* _SHORT EXERCISE_: Pictures don't belong in the copy; print all the records exactly.
--- start SUPPLIED INFORMATION ---
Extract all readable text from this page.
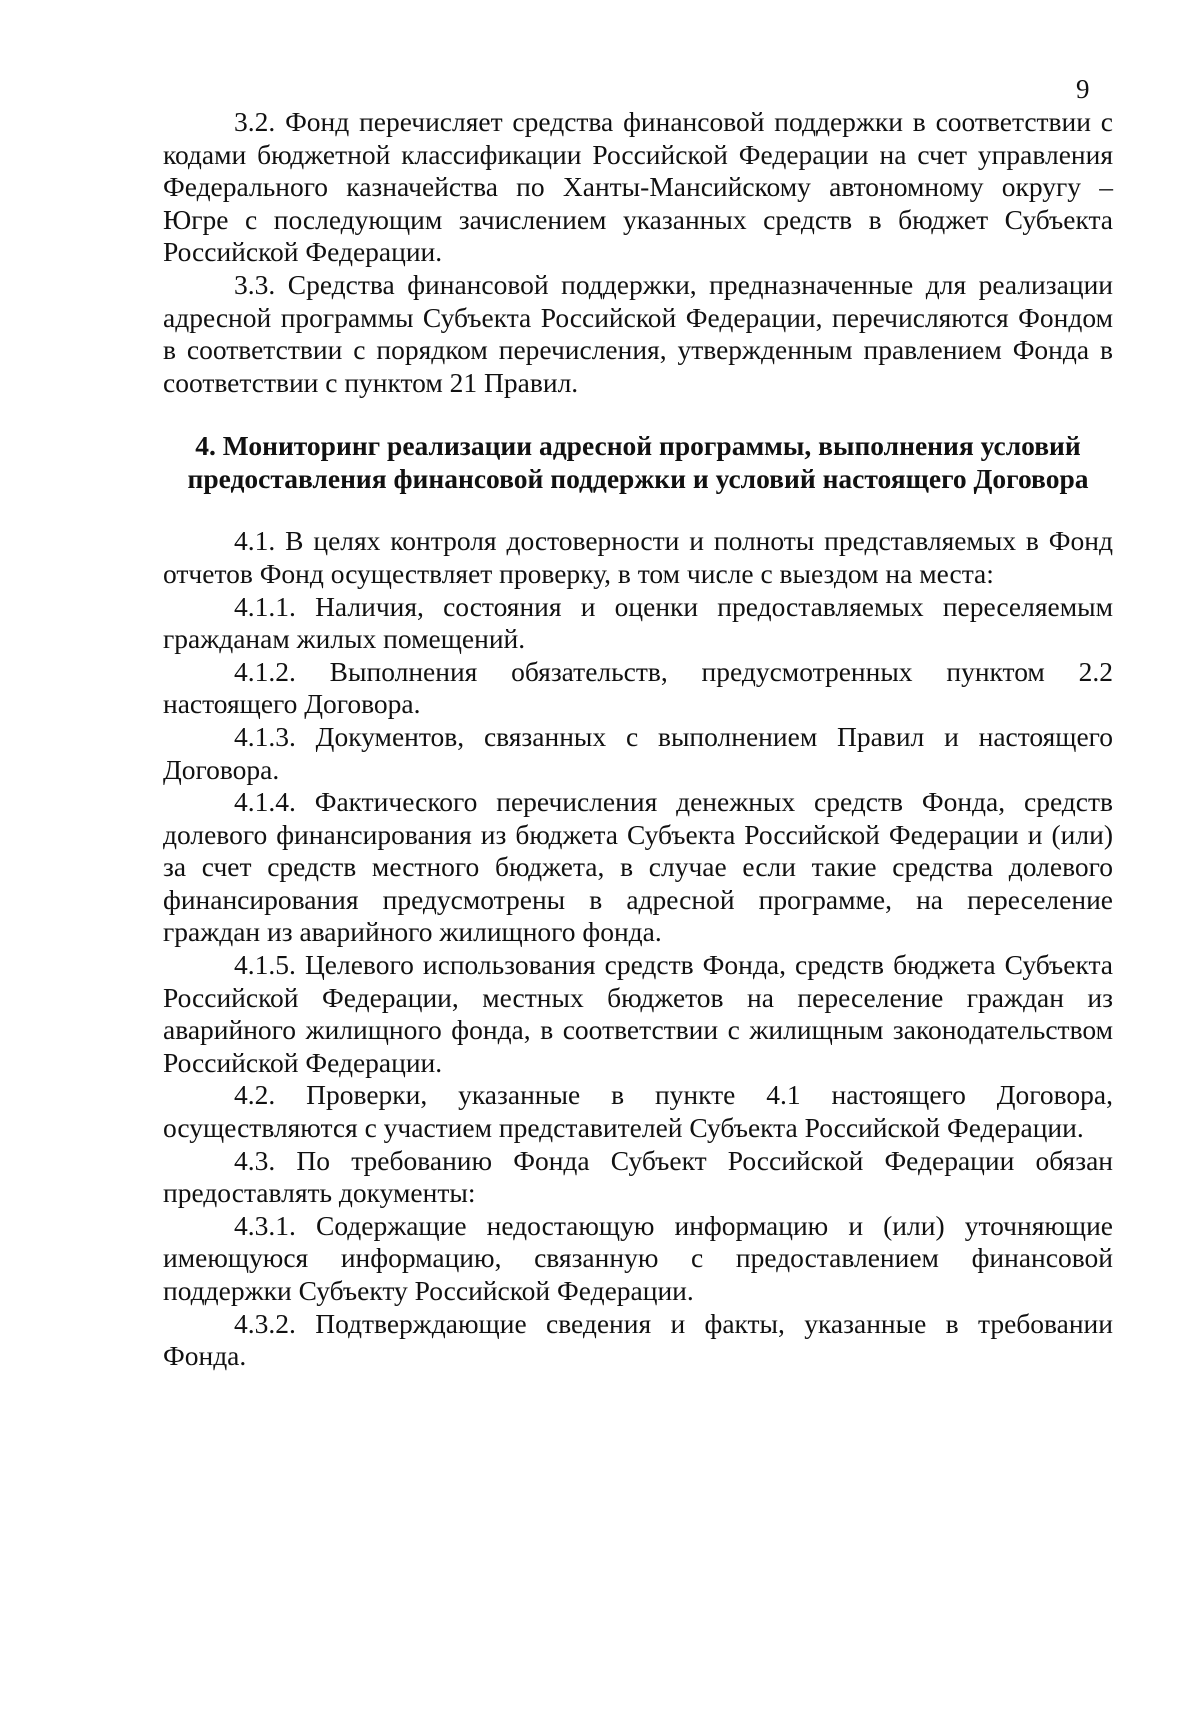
9

3.2. Фонд перечисляет средства финансовой поддержки в соответствии с кодами бюджетной классификации Российской Федерации на счет управления Федерального казначейства по Ханты-Мансийскому автономному округу – Югре с последующим зачислением указанных средств в бюджет Субъекта Российской Федерации.

3.3. Средства финансовой поддержки, предназначенные для реализации адресной программы Субъекта Российской Федерации, перечисляются Фондом в соответствии с порядком перечисления, утвержденным правлением Фонда в соответствии с пунктом 21 Правил.

4. Мониторинг реализации адресной программы, выполнения условий предоставления финансовой поддержки и условий настоящего Договора

4.1. В целях контроля достоверности и полноты представляемых в Фонд отчетов Фонд осуществляет проверку, в том числе с выездом на места:

4.1.1. Наличия, состояния и оценки предоставляемых переселяемым гражданам жилых помещений.

4.1.2. Выполнения обязательств, предусмотренных пунктом 2.2 настоящего Договора.

4.1.3. Документов, связанных с выполнением Правил и настоящего Договора.

4.1.4. Фактического перечисления денежных средств Фонда, средств долевого финансирования из бюджета Субъекта Российской Федерации и (или) за счет средств местного бюджета, в случае если такие средства долевого финансирования предусмотрены в адресной программе, на переселение граждан из аварийного жилищного фонда.

4.1.5. Целевого использования средств Фонда, средств бюджета Субъекта Российской Федерации, местных бюджетов на переселение граждан из аварийного жилищного фонда, в соответствии с жилищным законодательством Российской Федерации.

4.2. Проверки, указанные в пункте 4.1 настоящего Договора, осуществляются с участием представителей Субъекта Российской Федерации.

4.3. По требованию Фонда Субъект Российской Федерации обязан предоставлять документы:

4.3.1. Содержащие недостающую информацию и (или) уточняющие имеющуюся информацию, связанную с предоставлением финансовой поддержки Субъекту Российской Федерации.

4.3.2. Подтверждающие сведения и факты, указанные в требовании Фонда.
--- end SUPPLIED INFORMATION ---
* _TASK RESULT_:
Extract all readable text from this page.
9

3.2. Фонд перечисляет средства финансовой поддержки в соответствии с кодами бюджетной классификации Российской Федерации на счет управления Федерального казначейства по Ханты-Мансийскому автономному округу – Югре с последующим зачислением указанных средств в бюджет Субъекта Российской Федерации.

3.3. Средства финансовой поддержки, предназначенные для реализации адресной программы Субъекта Российской Федерации, перечисляются Фондом в соответствии с порядком перечисления, утвержденным правлением Фонда в соответствии с пунктом 21 Правил.

4. Мониторинг реализации адресной программы, выполнения условий предоставления финансовой поддержки и условий настоящего Договора

4.1. В целях контроля достоверности и полноты представляемых в Фонд отчетов Фонд осуществляет проверку, в том числе с выездом на места:

4.1.1. Наличия, состояния и оценки предоставляемых переселяемым гражданам жилых помещений.

4.1.2. Выполнения обязательств, предусмотренных пунктом 2.2 настоящего Договора.

4.1.3. Документов, связанных с выполнением Правил и настоящего Договора.

4.1.4. Фактического перечисления денежных средств Фонда, средств долевого финансирования из бюджета Субъекта Российской Федерации и (или) за счет средств местного бюджета, в случае если такие средства долевого финансирования предусмотрены в адресной программе, на переселение граждан из аварийного жилищного фонда.

4.1.5. Целевого использования средств Фонда, средств бюджета Субъекта Российской Федерации, местных бюджетов на переселение граждан из аварийного жилищного фонда, в соответствии с жилищным законодательством Российской Федерации.

4.2. Проверки, указанные в пункте 4.1 настоящего Договора, осуществляются с участием представителей Субъекта Российской Федерации.

4.3. По требованию Фонда Субъект Российской Федерации обязан предоставлять документы:

4.3.1. Содержащие недостающую информацию и (или) уточняющие имеющуюся информацию, связанную с предоставлением финансовой поддержки Субъекту Российской Федерации.

4.3.2. Подтверждающие сведения и факты, указанные в требовании Фонда.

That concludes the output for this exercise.